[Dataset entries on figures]
-- Begin --

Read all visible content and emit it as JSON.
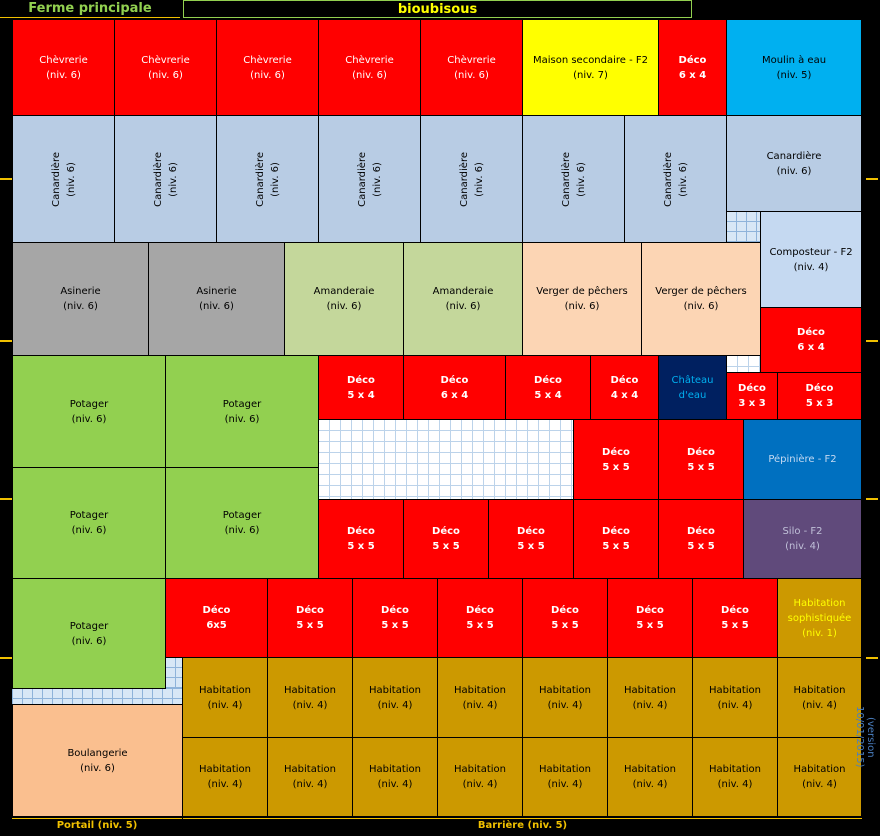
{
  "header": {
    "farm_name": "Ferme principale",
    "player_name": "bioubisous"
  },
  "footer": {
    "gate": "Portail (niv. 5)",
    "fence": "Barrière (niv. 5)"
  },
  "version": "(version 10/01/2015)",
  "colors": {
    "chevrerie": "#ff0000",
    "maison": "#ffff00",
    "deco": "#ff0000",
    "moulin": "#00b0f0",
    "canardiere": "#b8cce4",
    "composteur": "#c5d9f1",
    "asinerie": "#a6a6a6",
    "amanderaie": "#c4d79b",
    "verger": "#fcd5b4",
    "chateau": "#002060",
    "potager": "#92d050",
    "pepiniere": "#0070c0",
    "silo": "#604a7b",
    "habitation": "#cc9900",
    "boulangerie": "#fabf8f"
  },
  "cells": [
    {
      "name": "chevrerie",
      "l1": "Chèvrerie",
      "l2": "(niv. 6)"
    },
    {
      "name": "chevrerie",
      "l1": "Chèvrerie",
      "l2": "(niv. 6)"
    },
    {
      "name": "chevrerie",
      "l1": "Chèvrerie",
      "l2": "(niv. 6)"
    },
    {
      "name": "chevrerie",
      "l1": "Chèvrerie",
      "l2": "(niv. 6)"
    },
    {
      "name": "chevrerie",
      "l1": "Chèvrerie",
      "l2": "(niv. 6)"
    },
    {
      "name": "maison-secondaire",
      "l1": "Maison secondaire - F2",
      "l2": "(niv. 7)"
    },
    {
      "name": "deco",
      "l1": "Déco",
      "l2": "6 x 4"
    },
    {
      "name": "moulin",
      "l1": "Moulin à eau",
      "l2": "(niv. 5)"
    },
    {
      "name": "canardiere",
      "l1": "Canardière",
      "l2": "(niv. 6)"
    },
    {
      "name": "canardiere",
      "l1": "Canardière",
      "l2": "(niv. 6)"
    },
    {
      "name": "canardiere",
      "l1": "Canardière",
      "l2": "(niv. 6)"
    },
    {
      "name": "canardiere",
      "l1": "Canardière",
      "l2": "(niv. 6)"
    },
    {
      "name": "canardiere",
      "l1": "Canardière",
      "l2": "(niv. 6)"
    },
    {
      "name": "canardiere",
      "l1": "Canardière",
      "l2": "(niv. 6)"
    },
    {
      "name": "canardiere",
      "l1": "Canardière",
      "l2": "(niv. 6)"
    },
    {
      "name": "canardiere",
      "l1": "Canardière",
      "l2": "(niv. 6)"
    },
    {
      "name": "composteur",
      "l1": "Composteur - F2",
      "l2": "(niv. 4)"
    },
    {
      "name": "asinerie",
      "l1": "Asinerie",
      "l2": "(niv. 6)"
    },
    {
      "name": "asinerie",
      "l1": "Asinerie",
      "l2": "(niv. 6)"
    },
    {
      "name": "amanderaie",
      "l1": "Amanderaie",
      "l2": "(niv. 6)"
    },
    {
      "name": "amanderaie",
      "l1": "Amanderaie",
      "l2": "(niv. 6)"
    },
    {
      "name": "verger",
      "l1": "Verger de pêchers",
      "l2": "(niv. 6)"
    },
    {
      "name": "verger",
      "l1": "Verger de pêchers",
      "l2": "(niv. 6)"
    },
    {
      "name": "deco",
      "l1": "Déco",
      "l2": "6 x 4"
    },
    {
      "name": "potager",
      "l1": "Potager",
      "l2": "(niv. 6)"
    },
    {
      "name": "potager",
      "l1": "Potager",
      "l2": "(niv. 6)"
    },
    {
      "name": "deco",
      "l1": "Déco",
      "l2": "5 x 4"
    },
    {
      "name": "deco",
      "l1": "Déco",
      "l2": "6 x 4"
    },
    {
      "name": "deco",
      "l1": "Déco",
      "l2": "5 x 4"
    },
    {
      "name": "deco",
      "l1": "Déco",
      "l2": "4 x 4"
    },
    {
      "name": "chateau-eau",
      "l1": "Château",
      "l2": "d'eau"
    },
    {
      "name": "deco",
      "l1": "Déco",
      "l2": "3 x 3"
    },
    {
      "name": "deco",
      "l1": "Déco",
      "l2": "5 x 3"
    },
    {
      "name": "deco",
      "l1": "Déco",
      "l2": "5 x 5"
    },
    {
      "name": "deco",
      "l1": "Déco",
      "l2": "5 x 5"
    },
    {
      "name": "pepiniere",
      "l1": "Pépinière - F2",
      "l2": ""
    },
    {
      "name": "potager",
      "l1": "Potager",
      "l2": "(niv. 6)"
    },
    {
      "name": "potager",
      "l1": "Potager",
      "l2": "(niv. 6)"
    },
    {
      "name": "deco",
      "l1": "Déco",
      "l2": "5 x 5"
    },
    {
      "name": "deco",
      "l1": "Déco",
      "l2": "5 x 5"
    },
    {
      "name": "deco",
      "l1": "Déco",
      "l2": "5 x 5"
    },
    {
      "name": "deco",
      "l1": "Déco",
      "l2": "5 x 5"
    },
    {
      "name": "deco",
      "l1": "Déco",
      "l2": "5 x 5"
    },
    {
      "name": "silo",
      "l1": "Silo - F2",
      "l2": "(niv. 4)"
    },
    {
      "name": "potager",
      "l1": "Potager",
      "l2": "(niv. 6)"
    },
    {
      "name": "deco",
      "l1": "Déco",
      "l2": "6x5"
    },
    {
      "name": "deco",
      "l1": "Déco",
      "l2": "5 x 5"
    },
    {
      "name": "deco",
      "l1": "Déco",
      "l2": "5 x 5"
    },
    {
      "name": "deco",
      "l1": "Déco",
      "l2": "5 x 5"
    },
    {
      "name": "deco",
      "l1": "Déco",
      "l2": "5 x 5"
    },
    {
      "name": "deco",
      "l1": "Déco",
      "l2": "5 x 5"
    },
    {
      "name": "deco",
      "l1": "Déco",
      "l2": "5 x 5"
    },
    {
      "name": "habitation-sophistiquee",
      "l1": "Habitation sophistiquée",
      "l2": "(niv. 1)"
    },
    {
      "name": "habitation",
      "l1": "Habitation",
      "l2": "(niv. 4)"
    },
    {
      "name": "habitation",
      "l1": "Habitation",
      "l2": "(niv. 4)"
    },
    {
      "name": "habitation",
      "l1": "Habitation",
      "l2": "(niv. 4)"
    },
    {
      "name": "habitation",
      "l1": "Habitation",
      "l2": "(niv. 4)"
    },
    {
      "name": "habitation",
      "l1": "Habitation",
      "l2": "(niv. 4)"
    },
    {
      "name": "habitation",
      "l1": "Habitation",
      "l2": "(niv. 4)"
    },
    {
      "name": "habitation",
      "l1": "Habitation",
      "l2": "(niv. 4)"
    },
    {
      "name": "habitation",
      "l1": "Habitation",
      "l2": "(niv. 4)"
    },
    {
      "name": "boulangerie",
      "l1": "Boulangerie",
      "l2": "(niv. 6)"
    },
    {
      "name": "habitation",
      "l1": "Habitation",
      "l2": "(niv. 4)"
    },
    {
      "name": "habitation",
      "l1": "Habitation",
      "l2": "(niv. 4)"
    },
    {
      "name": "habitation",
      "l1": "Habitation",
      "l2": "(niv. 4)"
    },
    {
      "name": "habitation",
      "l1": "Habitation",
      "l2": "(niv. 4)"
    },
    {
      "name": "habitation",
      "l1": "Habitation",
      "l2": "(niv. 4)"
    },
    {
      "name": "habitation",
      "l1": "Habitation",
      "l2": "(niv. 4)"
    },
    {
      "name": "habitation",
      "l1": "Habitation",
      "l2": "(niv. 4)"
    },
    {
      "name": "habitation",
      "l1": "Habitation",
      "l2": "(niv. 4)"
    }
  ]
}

-- End --
-- Begin --

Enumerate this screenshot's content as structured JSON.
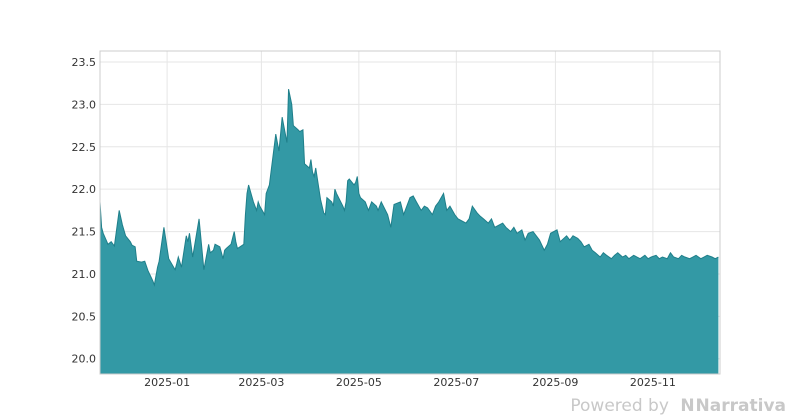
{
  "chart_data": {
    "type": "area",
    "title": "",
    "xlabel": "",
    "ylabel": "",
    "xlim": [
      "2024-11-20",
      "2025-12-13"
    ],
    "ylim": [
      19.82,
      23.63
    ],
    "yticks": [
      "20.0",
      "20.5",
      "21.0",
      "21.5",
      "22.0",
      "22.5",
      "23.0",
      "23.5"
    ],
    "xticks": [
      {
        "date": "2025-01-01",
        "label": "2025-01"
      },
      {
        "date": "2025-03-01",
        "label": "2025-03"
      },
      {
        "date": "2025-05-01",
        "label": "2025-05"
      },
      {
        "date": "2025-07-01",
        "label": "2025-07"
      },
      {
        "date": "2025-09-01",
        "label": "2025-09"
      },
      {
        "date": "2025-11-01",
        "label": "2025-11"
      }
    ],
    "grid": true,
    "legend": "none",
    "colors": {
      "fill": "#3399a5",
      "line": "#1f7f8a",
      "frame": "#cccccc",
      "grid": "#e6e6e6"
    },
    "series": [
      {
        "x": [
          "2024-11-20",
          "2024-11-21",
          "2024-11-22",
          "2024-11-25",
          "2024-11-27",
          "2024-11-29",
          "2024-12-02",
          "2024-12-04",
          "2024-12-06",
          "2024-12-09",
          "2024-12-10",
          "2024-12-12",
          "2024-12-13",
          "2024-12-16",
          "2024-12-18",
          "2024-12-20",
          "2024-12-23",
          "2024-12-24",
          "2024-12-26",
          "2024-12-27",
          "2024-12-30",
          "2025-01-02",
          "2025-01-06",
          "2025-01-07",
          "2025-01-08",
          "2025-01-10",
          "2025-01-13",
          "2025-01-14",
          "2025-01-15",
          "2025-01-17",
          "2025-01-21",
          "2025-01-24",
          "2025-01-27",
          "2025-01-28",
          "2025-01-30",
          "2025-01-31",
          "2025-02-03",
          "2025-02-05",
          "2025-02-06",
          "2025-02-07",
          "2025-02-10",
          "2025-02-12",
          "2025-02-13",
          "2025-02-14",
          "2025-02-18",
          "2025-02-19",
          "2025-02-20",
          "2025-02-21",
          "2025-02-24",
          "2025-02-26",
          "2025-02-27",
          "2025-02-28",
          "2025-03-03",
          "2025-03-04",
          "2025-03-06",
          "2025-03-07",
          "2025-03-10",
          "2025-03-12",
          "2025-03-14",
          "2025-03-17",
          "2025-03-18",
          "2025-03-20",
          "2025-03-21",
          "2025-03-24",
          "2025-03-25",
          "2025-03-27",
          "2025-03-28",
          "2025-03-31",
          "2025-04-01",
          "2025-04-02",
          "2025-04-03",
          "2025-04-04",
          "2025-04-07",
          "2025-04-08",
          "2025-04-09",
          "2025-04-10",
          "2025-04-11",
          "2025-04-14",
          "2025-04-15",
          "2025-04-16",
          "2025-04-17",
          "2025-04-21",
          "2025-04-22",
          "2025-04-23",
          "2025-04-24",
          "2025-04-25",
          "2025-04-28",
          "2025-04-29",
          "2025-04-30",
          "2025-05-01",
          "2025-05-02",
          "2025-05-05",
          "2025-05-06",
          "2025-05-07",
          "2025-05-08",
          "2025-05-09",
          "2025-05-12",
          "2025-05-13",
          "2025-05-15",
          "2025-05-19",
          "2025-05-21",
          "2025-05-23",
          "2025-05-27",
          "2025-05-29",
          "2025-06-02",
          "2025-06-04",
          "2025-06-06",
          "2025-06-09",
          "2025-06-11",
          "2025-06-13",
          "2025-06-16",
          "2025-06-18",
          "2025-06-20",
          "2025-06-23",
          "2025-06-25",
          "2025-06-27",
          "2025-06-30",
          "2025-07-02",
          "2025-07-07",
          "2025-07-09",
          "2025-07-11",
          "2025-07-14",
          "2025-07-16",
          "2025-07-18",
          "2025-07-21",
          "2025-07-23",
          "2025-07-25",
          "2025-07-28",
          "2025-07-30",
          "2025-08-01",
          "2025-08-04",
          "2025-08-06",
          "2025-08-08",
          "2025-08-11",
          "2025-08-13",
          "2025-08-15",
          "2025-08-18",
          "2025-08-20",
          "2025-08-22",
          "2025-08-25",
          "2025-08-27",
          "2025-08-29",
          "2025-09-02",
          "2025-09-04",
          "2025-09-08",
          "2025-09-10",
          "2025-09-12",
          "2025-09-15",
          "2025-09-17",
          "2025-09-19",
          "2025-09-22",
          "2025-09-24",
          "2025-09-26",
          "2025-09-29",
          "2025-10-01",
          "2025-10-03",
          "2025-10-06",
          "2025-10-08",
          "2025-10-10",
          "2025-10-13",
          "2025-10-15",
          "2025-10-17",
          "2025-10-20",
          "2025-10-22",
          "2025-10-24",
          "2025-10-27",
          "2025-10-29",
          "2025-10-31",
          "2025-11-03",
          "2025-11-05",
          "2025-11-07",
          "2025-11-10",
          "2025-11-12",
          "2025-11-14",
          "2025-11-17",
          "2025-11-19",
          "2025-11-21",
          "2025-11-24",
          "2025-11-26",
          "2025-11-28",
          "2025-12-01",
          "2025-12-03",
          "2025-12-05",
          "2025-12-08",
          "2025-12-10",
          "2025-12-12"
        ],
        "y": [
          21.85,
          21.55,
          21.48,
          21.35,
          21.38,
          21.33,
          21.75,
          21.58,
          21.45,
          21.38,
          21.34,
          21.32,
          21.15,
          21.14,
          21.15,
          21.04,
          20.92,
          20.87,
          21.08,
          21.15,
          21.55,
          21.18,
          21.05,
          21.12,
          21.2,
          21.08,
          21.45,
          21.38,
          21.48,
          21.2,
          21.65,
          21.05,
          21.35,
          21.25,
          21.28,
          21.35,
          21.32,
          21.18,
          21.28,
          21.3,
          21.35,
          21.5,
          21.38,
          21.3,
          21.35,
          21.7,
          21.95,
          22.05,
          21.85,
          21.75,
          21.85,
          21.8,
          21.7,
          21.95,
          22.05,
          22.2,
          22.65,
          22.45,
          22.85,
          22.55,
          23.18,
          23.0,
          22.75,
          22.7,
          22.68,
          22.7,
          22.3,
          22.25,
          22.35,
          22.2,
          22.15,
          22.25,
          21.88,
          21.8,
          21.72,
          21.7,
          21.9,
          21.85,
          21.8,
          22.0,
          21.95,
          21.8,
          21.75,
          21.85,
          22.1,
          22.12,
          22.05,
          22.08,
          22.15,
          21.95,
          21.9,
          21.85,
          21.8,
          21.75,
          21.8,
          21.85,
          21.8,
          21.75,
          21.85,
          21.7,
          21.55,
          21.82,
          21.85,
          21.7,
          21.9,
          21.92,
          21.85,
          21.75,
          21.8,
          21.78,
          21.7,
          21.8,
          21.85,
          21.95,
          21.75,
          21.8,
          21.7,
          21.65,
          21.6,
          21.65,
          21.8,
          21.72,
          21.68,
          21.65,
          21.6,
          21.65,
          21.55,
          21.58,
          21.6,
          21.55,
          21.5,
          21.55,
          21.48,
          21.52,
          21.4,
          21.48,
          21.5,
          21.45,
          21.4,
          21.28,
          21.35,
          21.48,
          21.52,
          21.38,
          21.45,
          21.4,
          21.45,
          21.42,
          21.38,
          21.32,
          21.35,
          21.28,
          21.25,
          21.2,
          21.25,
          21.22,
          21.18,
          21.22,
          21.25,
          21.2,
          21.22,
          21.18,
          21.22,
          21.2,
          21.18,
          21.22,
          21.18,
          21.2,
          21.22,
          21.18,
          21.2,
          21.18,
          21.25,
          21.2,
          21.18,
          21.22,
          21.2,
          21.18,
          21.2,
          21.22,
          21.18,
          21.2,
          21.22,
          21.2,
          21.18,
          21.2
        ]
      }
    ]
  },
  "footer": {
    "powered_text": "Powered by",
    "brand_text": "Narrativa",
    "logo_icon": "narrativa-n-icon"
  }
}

-- End --

Given problem: Above are entries; state the number of lines among them that contain "date", and nothing else.

Worked answer: 6